● **Material shown**:

◇ ◇ ◇ ◇ ◇ ◇ ◇

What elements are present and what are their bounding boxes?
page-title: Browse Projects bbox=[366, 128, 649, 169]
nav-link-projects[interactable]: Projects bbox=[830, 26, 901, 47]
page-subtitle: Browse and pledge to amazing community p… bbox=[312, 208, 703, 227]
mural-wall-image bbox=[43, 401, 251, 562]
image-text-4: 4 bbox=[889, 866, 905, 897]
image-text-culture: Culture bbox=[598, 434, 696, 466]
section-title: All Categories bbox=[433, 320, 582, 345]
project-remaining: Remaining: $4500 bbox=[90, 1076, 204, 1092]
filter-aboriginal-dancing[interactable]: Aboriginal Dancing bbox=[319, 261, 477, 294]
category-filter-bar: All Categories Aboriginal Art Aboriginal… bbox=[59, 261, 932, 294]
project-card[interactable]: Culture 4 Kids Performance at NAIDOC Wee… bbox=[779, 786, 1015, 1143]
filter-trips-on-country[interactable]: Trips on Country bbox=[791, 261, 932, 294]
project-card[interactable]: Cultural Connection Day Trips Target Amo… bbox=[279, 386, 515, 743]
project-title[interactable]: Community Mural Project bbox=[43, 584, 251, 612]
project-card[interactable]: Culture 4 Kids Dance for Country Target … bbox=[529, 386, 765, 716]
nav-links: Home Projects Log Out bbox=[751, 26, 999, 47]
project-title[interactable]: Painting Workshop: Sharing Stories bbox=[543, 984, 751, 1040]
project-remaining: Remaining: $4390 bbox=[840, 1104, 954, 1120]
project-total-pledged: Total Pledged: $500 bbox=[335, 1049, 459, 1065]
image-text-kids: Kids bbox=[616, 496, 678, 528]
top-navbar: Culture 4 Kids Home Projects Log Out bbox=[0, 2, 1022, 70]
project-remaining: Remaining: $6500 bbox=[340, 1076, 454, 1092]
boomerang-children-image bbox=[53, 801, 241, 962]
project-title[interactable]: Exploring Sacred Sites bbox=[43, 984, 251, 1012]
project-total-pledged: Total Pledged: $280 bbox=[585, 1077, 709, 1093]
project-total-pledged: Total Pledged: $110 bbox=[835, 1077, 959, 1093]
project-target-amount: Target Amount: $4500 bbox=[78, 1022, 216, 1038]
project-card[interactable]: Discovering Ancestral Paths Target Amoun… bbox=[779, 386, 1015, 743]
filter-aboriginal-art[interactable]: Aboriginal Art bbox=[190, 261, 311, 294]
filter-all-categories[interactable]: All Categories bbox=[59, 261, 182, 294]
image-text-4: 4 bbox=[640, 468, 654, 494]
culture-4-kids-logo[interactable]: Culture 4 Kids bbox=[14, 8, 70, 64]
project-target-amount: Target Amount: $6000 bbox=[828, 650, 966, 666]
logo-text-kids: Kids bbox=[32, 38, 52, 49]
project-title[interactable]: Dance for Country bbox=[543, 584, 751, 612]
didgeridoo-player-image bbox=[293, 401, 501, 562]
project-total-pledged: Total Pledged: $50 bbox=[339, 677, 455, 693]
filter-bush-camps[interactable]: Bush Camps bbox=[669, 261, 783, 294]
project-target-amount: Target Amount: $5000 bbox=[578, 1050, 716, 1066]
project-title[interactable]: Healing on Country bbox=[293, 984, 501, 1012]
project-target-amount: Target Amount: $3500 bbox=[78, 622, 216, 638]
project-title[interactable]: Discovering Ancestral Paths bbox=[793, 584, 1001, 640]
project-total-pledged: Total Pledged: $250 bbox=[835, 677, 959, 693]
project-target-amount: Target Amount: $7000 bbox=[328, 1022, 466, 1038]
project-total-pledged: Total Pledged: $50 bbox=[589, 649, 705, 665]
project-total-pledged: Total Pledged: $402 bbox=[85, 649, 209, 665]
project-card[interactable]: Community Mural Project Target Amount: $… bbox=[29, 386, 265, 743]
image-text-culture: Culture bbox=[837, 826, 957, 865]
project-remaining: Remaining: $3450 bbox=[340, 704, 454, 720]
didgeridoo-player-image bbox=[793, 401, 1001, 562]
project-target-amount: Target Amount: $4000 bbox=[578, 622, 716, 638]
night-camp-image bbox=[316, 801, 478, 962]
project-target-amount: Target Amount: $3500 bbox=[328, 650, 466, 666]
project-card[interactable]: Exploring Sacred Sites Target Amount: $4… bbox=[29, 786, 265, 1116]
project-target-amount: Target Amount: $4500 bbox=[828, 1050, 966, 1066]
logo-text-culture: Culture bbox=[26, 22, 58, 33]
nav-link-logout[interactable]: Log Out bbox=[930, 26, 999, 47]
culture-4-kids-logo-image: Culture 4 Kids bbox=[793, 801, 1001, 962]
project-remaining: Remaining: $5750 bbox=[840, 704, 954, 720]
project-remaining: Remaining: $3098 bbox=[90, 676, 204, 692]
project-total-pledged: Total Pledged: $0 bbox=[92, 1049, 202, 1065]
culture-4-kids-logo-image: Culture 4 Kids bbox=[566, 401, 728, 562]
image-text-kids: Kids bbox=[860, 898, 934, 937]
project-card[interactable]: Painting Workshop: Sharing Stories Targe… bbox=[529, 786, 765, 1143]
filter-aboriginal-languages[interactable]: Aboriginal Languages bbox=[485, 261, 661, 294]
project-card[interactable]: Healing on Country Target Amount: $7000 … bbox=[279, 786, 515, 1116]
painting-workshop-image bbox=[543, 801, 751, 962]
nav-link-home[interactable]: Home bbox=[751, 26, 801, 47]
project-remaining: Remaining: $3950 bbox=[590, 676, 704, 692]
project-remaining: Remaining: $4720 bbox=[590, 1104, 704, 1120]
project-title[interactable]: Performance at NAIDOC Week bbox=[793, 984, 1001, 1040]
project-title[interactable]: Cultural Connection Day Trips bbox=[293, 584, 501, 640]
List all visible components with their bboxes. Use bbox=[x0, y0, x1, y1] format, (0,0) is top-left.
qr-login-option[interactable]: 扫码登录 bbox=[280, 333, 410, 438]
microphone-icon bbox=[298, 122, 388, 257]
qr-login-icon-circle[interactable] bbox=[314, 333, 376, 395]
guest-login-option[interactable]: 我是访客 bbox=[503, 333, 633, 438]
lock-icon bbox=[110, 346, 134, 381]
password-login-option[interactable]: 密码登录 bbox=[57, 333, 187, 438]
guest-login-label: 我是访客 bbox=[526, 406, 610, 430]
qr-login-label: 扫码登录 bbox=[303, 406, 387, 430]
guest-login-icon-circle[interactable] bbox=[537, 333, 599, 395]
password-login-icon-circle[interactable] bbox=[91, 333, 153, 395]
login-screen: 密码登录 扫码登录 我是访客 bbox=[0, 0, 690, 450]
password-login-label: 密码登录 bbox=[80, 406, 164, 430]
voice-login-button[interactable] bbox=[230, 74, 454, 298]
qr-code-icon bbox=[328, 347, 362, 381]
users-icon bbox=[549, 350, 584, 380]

◇ ◇ ◇ ◇ ◇ ◇ ◇

● **Direction**:
Copy the rows from the first one through the line containing "top-navbar: Culture 4", replacing "project-card" with "fundraiser-card" and changing nothing else.

● **Result of this task**:
What elements are present and what are their bounding boxes?
page-title: Browse Projects bbox=[366, 128, 649, 169]
nav-link-projects[interactable]: Projects bbox=[830, 26, 901, 47]
page-subtitle: Browse and pledge to amazing community p… bbox=[312, 208, 703, 227]
mural-wall-image bbox=[43, 401, 251, 562]
image-text-4: 4 bbox=[889, 866, 905, 897]
image-text-culture: Culture bbox=[598, 434, 696, 466]
section-title: All Categories bbox=[433, 320, 582, 345]
project-remaining: Remaining: $4500 bbox=[90, 1076, 204, 1092]
filter-aboriginal-dancing[interactable]: Aboriginal Dancing bbox=[319, 261, 477, 294]
category-filter-bar: All Categories Aboriginal Art Aboriginal… bbox=[59, 261, 932, 294]
fundraiser-card[interactable]: Culture 4 Kids Performance at NAIDOC Wee… bbox=[779, 786, 1015, 1143]
filter-trips-on-country[interactable]: Trips on Country bbox=[791, 261, 932, 294]
fundraiser-card[interactable]: Cultural Connection Day Trips Target Amo… bbox=[279, 386, 515, 743]
project-title[interactable]: Community Mural Project bbox=[43, 584, 251, 612]
fundraiser-card[interactable]: Culture 4 Kids Dance for Country Target … bbox=[529, 386, 765, 716]
nav-links: Home Projects Log Out bbox=[751, 26, 999, 47]
project-title[interactable]: Painting Workshop: Sharing Stories bbox=[543, 984, 751, 1040]
project-remaining: Remaining: $4390 bbox=[840, 1104, 954, 1120]
project-total-pledged: Total Pledged: $500 bbox=[335, 1049, 459, 1065]
image-text-kids: Kids bbox=[616, 496, 678, 528]
top-navbar: Culture 4 Kids Home Projects Log Out bbox=[0, 2, 1022, 70]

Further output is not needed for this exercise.